* _What to do_:
Show every line in the entries below where the word "color" appears.

Figure record extracts:
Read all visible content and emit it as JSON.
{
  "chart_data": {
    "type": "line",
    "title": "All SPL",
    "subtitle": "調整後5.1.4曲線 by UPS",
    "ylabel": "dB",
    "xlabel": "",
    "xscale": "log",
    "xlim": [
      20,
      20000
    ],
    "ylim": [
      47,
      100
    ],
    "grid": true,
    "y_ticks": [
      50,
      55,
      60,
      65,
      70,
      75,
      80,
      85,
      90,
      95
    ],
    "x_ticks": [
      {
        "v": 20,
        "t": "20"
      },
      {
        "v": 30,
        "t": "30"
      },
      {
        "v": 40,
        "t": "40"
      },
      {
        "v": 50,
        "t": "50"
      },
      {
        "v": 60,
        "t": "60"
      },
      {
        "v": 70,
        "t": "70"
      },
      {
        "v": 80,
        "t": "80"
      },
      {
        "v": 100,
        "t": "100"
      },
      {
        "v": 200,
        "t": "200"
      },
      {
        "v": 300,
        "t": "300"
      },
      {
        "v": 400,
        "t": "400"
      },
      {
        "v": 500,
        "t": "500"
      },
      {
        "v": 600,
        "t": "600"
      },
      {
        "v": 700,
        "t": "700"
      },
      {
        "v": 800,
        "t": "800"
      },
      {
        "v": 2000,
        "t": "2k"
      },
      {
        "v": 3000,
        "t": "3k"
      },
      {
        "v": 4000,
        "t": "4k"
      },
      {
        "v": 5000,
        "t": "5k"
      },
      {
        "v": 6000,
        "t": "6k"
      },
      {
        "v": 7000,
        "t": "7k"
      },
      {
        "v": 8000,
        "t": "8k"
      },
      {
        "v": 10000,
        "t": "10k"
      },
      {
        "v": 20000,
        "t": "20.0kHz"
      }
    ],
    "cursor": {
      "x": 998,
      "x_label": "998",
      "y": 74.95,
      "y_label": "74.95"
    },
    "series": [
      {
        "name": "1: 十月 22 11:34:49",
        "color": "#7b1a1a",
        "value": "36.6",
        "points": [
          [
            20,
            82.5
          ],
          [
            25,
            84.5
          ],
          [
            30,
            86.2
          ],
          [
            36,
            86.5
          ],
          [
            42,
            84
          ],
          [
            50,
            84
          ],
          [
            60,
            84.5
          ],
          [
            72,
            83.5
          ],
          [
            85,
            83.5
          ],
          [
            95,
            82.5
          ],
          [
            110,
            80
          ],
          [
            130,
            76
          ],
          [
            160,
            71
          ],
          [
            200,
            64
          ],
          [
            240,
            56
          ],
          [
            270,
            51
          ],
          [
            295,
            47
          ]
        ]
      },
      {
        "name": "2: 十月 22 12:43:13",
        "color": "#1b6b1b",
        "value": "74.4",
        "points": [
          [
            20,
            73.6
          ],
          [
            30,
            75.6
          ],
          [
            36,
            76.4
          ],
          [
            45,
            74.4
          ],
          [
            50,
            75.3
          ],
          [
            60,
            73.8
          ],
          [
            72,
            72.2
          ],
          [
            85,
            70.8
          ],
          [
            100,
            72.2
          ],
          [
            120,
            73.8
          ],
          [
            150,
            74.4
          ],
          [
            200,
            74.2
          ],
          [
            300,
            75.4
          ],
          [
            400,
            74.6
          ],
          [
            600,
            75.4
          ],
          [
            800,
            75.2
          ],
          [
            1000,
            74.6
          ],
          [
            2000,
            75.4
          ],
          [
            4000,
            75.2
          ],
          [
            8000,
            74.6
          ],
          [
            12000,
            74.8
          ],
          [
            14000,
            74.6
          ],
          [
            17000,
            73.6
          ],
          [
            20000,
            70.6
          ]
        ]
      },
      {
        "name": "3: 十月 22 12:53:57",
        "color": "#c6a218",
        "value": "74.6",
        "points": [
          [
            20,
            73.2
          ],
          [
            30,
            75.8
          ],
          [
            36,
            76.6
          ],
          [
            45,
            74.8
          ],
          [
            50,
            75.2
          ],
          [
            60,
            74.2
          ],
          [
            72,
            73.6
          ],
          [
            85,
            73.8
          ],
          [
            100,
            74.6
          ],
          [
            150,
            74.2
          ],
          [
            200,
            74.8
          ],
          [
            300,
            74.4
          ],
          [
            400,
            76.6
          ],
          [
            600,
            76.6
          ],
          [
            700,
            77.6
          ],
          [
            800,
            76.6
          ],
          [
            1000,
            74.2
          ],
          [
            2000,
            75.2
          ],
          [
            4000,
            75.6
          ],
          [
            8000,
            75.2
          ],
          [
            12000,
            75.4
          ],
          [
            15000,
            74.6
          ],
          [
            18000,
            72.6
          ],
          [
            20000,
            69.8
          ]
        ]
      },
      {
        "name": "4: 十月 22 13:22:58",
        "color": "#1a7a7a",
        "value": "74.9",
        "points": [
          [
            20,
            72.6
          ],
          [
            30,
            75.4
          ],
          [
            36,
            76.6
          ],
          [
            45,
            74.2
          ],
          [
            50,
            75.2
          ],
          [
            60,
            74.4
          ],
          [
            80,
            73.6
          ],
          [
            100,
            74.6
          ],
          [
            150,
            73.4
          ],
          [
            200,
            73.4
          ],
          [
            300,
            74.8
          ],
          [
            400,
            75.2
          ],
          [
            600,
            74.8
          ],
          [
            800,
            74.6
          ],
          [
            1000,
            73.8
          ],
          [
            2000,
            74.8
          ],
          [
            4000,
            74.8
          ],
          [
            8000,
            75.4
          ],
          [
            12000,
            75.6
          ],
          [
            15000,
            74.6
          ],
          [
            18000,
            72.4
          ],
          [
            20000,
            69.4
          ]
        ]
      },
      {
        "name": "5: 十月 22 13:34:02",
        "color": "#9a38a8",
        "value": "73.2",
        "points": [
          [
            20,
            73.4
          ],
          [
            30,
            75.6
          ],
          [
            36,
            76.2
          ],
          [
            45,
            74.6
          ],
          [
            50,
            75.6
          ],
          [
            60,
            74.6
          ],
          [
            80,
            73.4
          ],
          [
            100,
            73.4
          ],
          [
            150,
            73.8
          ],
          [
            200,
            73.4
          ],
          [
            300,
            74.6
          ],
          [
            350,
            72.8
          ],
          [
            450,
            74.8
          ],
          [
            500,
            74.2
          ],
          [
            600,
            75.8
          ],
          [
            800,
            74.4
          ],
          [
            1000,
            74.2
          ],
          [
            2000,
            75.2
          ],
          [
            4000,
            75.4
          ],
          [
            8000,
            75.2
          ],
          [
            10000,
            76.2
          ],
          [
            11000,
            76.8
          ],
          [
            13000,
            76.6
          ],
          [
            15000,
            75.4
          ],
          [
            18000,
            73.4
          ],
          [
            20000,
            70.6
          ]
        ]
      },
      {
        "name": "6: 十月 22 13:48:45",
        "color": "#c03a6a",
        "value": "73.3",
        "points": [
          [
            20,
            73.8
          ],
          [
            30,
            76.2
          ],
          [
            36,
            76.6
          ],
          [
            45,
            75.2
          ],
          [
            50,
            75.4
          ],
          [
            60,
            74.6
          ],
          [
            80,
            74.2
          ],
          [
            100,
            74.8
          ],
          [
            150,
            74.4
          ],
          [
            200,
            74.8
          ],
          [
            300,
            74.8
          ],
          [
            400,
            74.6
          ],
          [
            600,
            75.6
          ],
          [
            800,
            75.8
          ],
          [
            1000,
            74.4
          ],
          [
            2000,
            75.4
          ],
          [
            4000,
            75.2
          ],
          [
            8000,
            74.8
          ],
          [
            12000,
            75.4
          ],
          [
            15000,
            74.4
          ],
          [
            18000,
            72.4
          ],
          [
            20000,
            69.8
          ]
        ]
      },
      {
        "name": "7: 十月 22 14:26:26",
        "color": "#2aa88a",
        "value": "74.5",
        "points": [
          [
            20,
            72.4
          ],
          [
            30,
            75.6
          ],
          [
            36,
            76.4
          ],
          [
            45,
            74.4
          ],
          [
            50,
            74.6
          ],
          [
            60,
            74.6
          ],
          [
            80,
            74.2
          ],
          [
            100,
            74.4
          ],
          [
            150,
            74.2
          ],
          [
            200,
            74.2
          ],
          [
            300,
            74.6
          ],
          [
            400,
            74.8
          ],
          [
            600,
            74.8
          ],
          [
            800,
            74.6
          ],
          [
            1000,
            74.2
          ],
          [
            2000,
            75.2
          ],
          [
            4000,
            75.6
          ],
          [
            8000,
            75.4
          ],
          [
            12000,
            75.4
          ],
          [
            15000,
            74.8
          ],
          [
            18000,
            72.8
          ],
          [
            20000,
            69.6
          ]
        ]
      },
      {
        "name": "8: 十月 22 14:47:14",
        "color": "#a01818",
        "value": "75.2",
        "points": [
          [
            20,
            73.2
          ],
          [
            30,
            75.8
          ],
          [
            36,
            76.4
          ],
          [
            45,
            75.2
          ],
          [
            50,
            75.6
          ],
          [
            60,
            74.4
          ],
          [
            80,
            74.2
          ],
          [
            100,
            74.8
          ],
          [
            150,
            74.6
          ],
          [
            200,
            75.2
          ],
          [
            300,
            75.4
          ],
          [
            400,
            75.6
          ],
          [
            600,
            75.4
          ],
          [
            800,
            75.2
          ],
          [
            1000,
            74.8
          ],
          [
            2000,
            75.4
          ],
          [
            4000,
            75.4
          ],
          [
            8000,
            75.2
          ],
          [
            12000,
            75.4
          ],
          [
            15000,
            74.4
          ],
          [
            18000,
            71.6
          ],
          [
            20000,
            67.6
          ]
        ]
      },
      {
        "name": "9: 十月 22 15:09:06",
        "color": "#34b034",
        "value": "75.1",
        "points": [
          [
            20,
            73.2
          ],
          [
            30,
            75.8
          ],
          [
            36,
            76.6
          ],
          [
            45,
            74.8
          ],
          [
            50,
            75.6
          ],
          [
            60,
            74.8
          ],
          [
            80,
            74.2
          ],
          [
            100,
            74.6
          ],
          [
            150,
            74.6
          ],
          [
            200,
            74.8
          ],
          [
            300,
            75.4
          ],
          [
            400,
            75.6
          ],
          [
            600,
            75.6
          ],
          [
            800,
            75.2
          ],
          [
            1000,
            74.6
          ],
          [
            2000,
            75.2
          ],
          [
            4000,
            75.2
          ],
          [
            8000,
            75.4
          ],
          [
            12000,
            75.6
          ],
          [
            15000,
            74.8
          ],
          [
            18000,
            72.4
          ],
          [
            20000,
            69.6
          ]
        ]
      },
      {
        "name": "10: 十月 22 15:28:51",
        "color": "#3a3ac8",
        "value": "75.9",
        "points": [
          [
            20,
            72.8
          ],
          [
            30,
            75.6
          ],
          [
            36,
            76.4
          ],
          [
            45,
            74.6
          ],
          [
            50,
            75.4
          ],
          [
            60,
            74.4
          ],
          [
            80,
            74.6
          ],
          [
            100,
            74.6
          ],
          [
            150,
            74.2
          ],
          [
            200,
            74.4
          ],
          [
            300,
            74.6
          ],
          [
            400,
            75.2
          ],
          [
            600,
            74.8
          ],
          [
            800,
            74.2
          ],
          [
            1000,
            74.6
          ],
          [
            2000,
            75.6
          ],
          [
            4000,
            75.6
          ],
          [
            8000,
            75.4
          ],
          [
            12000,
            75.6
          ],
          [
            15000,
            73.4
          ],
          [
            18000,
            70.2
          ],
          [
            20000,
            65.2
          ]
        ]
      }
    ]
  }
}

* _Task response_:
        "color": "#7b1a1a",
        "color": "#1b6b1b",
        "color": "#c6a218",
        "color": "#1a7a7a",
        "color": "#9a38a8",
        "color": "#c03a6a",
        "color": "#2aa88a",
        "color": "#a01818",
        "color": "#34b034",
        "color": "#3a3ac8",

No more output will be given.